**Rows:**
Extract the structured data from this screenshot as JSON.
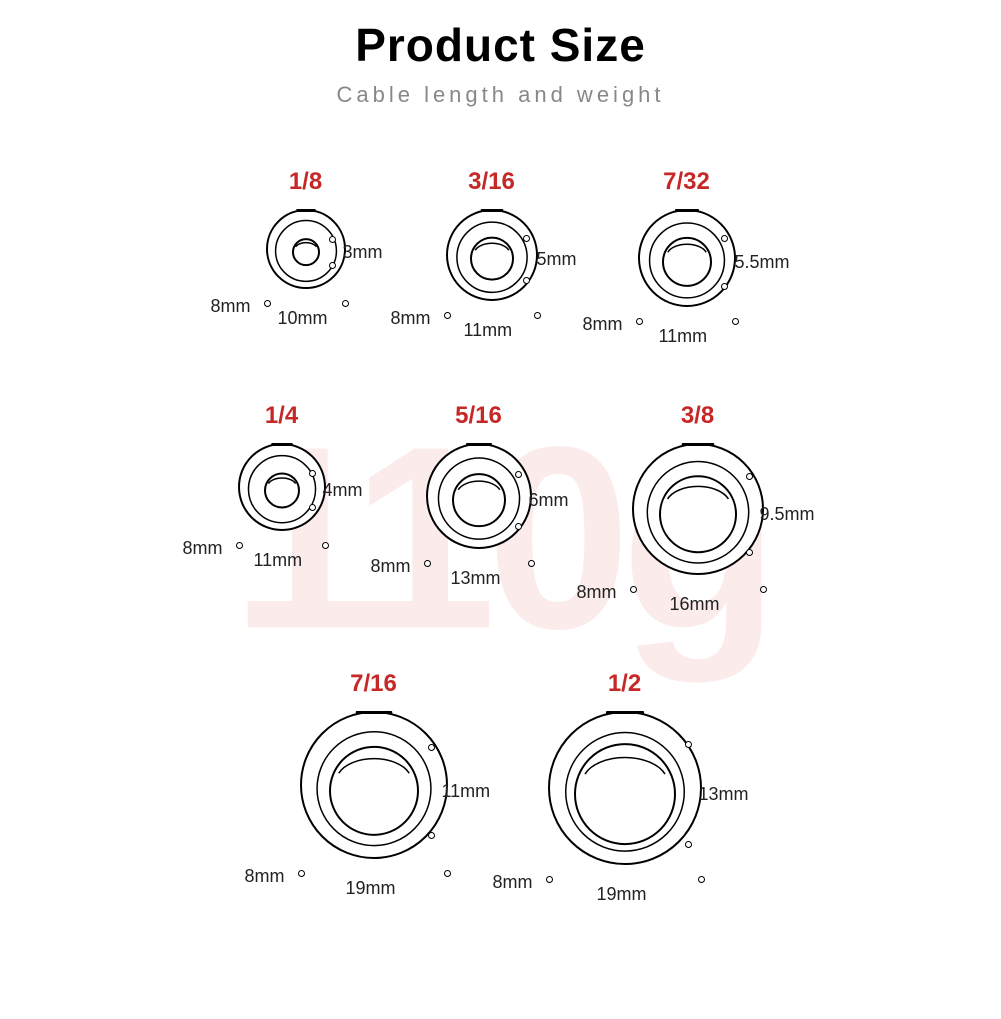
{
  "title": "Product Size",
  "title_fontsize": 46,
  "subtitle": "Cable length and weight",
  "subtitle_fontsize": 22,
  "watermark": "110g",
  "watermark_color": "#fbeceb",
  "label_color": "#c62828",
  "label_fontsize": 24,
  "dim_fontsize": 18,
  "dim_color": "#222222",
  "outline_color": "#000000",
  "background_color": "#ffffff",
  "items": [
    {
      "name": "1/8",
      "outer": 78,
      "inner": 26,
      "hole": "3mm",
      "depth": "8mm",
      "width": "10mm"
    },
    {
      "name": "3/16",
      "outer": 90,
      "inner": 42,
      "hole": "5mm",
      "depth": "8mm",
      "width": "11mm"
    },
    {
      "name": "7/32",
      "outer": 96,
      "inner": 48,
      "hole": "5.5mm",
      "depth": "8mm",
      "width": "11mm"
    },
    {
      "name": "1/4",
      "outer": 86,
      "inner": 34,
      "hole": "4mm",
      "depth": "8mm",
      "width": "11mm"
    },
    {
      "name": "5/16",
      "outer": 104,
      "inner": 52,
      "hole": "6mm",
      "depth": "8mm",
      "width": "13mm"
    },
    {
      "name": "3/8",
      "outer": 130,
      "inner": 76,
      "hole": "9.5mm",
      "depth": "8mm",
      "width": "16mm"
    },
    {
      "name": "7/16",
      "outer": 146,
      "inner": 88,
      "hole": "11mm",
      "depth": "8mm",
      "width": "19mm"
    },
    {
      "name": "1/2",
      "outer": 152,
      "inner": 100,
      "hole": "13mm",
      "depth": "8mm",
      "width": "19mm"
    }
  ],
  "rows": [
    [
      0,
      1,
      2
    ],
    [
      3,
      4,
      5
    ],
    [
      6,
      7
    ]
  ]
}
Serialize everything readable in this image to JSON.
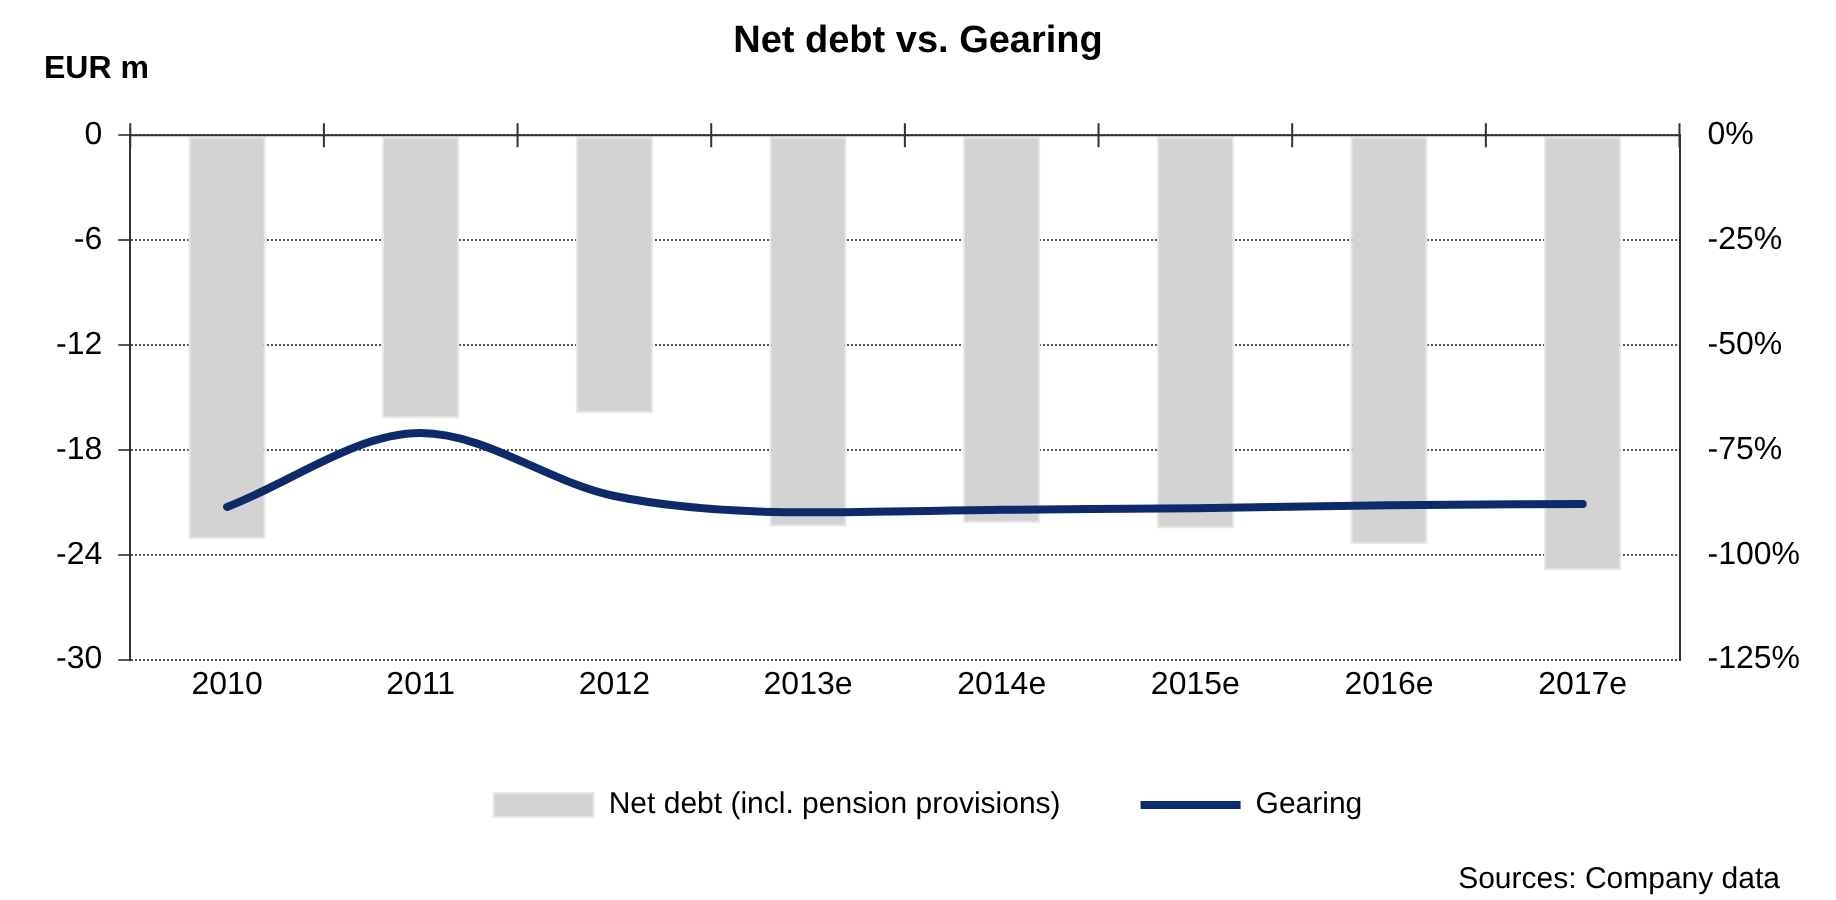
{
  "chart_data": {
    "type": "bar",
    "title": "Net debt vs. Gearing",
    "ylabel": "EUR m",
    "categories": [
      "2010",
      "2011",
      "2012",
      "2013e",
      "2014e",
      "2015e",
      "2016e",
      "2017e"
    ],
    "series": [
      {
        "name": "Net debt (incl. pension provisions)",
        "color": "#d3d3d3",
        "values": [
          -23.1,
          -16.2,
          -15.9,
          -22.4,
          -22.2,
          -22.5,
          -23.4,
          -24.9
        ]
      },
      {
        "name": "Gearing",
        "type": "line",
        "axis": "y2",
        "color": "#0d2b6b",
        "values": [
          -88.6,
          -71,
          -86,
          -89.9,
          -89.3,
          -88.9,
          -88.2,
          -87.9
        ]
      }
    ],
    "ylim": [
      -30,
      0
    ],
    "yticks": [
      -30,
      -24,
      -18,
      -12,
      -6,
      0
    ],
    "y2lim": [
      -125,
      0
    ],
    "y2ticks": [
      {
        "value": -125,
        "label": "-125%"
      },
      {
        "value": -100,
        "label": "-100%"
      },
      {
        "value": -75,
        "label": "-75%"
      },
      {
        "value": -50,
        "label": "-50%"
      },
      {
        "value": -25,
        "label": "-25%"
      },
      {
        "value": 0,
        "label": "0%"
      }
    ],
    "grid": "y",
    "legend": "bottom",
    "marker": "none",
    "line_style": "solid",
    "annotations": [
      "Sources: Company data"
    ]
  }
}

**Given exercise:** Skipping the pictures, transcribe each line above exactly as it appears.

**Finished answer:**
Extract the structured data from this screenshot as JSON.
{
  "title": "Product Size",
  "title_fontsize": 46,
  "subtitle": "Cable length and weight",
  "subtitle_fontsize": 22,
  "watermark": "110g",
  "watermark_color": "#fbeceb",
  "label_color": "#c62828",
  "label_fontsize": 24,
  "dim_fontsize": 18,
  "dim_color": "#222222",
  "outline_color": "#000000",
  "background_color": "#ffffff",
  "items": [
    {
      "name": "1/8",
      "outer": 78,
      "inner": 26,
      "hole": "3mm",
      "depth": "8mm",
      "width": "10mm"
    },
    {
      "name": "3/16",
      "outer": 90,
      "inner": 42,
      "hole": "5mm",
      "depth": "8mm",
      "width": "11mm"
    },
    {
      "name": "7/32",
      "outer": 96,
      "inner": 48,
      "hole": "5.5mm",
      "depth": "8mm",
      "width": "11mm"
    },
    {
      "name": "1/4",
      "outer": 86,
      "inner": 34,
      "hole": "4mm",
      "depth": "8mm",
      "width": "11mm"
    },
    {
      "name": "5/16",
      "outer": 104,
      "inner": 52,
      "hole": "6mm",
      "depth": "8mm",
      "width": "13mm"
    },
    {
      "name": "3/8",
      "outer": 130,
      "inner": 76,
      "hole": "9.5mm",
      "depth": "8mm",
      "width": "16mm"
    },
    {
      "name": "7/16",
      "outer": 146,
      "inner": 88,
      "hole": "11mm",
      "depth": "8mm",
      "width": "19mm"
    },
    {
      "name": "1/2",
      "outer": 152,
      "inner": 100,
      "hole": "13mm",
      "depth": "8mm",
      "width": "19mm"
    }
  ],
  "rows": [
    [
      0,
      1,
      2
    ],
    [
      3,
      4,
      5
    ],
    [
      6,
      7
    ]
  ]
}
Serialize everything readable in this image to JSON.
{
  "chart_data": {
    "type": "bar",
    "title": "Net debt vs. Gearing",
    "ylabel": "EUR m",
    "categories": [
      "2010",
      "2011",
      "2012",
      "2013e",
      "2014e",
      "2015e",
      "2016e",
      "2017e"
    ],
    "series": [
      {
        "name": "Net debt (incl. pension provisions)",
        "color": "#d3d3d3",
        "values": [
          -23.1,
          -16.2,
          -15.9,
          -22.4,
          -22.2,
          -22.5,
          -23.4,
          -24.9
        ]
      },
      {
        "name": "Gearing",
        "type": "line",
        "axis": "y2",
        "color": "#0d2b6b",
        "values": [
          -88.6,
          -71,
          -86,
          -89.9,
          -89.3,
          -88.9,
          -88.2,
          -87.9
        ]
      }
    ],
    "ylim": [
      -30,
      0
    ],
    "yticks": [
      -30,
      -24,
      -18,
      -12,
      -6,
      0
    ],
    "y2lim": [
      -125,
      0
    ],
    "y2ticks": [
      {
        "value": -125,
        "label": "-125%"
      },
      {
        "value": -100,
        "label": "-100%"
      },
      {
        "value": -75,
        "label": "-75%"
      },
      {
        "value": -50,
        "label": "-50%"
      },
      {
        "value": -25,
        "label": "-25%"
      },
      {
        "value": 0,
        "label": "0%"
      }
    ],
    "grid": "y",
    "legend": "bottom",
    "marker": "none",
    "line_style": "solid",
    "annotations": [
      "Sources: Company data"
    ]
  }
}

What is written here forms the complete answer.